REQUIREMENTS
Identify all lines in the listing that include the word "Post", and copy them out.
begin INPUT FOR THIS TASK
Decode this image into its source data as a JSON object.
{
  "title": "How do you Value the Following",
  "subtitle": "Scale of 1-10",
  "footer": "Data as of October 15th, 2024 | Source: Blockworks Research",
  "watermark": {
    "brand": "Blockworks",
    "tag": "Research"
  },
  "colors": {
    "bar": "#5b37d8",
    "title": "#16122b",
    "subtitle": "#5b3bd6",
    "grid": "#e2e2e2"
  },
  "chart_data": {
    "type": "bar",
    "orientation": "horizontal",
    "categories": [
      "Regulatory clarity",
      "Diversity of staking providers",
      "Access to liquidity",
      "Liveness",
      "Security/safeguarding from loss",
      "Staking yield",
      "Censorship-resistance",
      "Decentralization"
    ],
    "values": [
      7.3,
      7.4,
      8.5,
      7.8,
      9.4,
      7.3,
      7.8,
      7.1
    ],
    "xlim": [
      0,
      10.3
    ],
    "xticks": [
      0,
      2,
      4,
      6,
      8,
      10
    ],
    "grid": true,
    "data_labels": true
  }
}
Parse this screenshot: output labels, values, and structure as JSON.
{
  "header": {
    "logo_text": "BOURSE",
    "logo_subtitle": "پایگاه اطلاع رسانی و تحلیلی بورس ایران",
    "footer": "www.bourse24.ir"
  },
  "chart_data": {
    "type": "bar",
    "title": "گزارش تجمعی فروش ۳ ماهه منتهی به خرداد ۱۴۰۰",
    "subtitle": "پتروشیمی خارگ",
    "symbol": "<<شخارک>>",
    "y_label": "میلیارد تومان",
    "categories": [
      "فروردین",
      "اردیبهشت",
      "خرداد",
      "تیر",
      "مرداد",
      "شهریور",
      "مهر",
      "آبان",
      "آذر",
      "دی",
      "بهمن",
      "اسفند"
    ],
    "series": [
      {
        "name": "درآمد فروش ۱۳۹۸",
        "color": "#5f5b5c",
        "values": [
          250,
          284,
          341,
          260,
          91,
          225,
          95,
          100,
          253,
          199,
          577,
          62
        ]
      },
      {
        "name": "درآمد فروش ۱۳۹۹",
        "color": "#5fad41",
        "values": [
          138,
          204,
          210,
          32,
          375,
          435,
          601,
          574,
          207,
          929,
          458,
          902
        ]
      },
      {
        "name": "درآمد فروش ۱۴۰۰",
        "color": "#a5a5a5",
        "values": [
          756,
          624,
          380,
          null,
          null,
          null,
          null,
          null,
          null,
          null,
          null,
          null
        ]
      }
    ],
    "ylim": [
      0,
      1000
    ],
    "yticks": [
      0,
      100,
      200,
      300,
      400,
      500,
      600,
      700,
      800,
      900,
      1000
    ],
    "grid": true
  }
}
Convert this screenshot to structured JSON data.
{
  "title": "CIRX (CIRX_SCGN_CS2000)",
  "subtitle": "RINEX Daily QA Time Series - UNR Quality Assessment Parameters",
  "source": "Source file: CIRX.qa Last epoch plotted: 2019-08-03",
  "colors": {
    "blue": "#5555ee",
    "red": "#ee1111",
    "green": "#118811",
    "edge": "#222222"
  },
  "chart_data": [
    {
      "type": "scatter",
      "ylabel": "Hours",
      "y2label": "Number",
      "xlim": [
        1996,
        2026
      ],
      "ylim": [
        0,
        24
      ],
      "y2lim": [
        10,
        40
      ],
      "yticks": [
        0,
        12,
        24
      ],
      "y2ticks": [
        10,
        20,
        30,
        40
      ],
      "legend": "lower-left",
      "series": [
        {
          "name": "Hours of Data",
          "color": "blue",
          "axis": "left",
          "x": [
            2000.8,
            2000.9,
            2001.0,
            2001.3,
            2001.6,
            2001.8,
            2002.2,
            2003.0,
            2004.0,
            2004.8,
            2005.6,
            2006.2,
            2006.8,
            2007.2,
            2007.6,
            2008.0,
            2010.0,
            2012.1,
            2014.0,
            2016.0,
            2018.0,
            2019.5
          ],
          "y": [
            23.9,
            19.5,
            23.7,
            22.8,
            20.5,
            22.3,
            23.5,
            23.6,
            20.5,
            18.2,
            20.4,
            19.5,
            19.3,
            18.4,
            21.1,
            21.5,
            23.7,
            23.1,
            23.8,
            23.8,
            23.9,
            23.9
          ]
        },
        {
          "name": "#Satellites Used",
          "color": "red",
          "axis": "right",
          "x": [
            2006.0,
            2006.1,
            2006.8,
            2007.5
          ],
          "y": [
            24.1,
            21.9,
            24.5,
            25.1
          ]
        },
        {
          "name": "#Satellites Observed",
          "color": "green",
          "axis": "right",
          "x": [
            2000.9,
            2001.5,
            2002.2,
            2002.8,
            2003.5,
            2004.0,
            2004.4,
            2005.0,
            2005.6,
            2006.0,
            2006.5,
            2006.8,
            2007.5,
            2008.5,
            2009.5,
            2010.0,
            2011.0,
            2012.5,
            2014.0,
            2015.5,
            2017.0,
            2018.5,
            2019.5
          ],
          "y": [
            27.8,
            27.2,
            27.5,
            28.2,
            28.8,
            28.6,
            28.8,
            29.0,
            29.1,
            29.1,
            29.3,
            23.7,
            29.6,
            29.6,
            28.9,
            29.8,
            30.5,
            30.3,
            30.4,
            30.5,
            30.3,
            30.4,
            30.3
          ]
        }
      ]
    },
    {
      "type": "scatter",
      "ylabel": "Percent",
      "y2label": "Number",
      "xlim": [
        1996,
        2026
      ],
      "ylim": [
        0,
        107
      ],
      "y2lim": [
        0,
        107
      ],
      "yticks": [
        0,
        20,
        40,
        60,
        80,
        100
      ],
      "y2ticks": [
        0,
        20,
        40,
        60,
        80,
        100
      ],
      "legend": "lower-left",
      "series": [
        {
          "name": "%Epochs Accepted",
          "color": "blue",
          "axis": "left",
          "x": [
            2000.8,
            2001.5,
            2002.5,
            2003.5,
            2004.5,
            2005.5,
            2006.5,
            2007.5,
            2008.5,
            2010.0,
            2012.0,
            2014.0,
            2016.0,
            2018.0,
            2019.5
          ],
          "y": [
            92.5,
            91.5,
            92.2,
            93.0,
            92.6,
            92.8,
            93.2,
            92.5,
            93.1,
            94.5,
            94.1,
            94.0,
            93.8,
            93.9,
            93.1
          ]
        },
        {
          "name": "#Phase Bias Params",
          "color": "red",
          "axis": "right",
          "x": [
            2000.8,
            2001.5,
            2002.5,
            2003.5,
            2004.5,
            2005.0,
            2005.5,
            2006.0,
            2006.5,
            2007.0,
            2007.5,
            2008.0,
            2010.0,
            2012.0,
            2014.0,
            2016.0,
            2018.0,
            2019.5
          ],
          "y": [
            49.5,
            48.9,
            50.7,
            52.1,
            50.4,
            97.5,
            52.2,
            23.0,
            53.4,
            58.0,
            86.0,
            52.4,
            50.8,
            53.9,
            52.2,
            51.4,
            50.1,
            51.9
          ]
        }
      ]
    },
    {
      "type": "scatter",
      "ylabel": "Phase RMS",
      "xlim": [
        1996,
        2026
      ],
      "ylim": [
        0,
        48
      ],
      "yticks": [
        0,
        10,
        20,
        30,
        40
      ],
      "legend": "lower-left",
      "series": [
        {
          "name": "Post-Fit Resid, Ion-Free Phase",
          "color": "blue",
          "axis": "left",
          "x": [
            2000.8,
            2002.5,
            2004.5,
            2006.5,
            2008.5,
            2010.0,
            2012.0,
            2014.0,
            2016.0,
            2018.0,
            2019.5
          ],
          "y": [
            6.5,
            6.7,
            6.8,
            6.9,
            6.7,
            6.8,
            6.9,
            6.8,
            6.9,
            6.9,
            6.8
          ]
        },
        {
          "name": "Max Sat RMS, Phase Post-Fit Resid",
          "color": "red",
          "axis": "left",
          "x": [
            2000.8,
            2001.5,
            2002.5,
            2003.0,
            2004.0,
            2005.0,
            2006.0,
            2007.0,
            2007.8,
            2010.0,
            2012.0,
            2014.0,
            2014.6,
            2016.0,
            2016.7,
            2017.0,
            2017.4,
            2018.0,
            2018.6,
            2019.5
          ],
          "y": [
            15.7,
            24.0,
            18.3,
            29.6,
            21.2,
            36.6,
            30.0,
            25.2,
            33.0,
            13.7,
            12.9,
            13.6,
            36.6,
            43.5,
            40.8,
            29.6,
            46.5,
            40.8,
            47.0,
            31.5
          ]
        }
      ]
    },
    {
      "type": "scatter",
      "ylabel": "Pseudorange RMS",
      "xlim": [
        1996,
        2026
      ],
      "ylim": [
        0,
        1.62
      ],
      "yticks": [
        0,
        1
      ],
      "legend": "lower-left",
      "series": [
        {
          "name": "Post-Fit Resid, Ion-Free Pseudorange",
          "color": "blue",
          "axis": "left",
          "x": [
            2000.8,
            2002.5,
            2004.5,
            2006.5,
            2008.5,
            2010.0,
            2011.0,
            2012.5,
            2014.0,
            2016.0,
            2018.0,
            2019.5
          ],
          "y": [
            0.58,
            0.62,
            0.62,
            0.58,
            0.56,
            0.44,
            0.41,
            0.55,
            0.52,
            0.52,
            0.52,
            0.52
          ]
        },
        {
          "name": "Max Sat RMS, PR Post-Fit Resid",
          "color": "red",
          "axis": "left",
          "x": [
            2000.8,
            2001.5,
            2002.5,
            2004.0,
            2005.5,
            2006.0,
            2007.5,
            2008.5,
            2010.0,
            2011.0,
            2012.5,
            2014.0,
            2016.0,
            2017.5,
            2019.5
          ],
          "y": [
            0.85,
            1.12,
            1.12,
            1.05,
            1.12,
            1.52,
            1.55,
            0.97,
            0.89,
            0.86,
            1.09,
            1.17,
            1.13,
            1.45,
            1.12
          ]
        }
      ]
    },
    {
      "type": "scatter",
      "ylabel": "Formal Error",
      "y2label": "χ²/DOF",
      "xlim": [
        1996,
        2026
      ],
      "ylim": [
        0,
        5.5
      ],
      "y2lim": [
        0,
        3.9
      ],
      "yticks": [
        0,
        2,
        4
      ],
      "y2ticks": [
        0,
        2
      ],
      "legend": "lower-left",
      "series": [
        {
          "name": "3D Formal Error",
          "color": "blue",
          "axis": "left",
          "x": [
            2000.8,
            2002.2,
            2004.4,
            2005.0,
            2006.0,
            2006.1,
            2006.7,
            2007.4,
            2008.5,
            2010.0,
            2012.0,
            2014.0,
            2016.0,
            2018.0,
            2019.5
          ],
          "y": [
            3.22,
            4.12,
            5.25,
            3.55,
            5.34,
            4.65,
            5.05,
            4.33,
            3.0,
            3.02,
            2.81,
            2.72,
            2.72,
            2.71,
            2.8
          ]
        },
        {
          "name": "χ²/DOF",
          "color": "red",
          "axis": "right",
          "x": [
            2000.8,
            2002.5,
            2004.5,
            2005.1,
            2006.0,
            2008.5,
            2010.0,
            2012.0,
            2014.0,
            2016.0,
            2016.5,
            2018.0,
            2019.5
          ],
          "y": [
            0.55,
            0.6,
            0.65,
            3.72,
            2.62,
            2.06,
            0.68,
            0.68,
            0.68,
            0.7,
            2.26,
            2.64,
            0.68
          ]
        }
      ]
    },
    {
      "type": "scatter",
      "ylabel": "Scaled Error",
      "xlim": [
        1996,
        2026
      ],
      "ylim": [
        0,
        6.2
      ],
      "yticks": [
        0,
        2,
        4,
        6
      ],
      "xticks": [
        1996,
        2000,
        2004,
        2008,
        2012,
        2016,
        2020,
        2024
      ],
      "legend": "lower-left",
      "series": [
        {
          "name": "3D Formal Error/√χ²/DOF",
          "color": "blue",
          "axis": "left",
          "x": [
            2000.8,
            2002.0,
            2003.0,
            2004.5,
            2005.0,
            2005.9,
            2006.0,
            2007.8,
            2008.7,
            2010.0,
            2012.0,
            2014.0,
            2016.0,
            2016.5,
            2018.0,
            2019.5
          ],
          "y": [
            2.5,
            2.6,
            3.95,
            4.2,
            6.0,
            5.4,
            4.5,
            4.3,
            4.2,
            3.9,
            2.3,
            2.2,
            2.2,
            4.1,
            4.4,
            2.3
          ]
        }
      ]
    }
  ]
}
end INPUT FOR THIS TASK
RESPONSE TO THIS TASK
          "name": "Post-Fit Resid, Ion-Free Phase",
          "name": "Max Sat RMS, Phase Post-Fit Resid",
          "name": "Post-Fit Resid, Ion-Free Pseudorange",
          "name": "Max Sat RMS, PR Post-Fit Resid",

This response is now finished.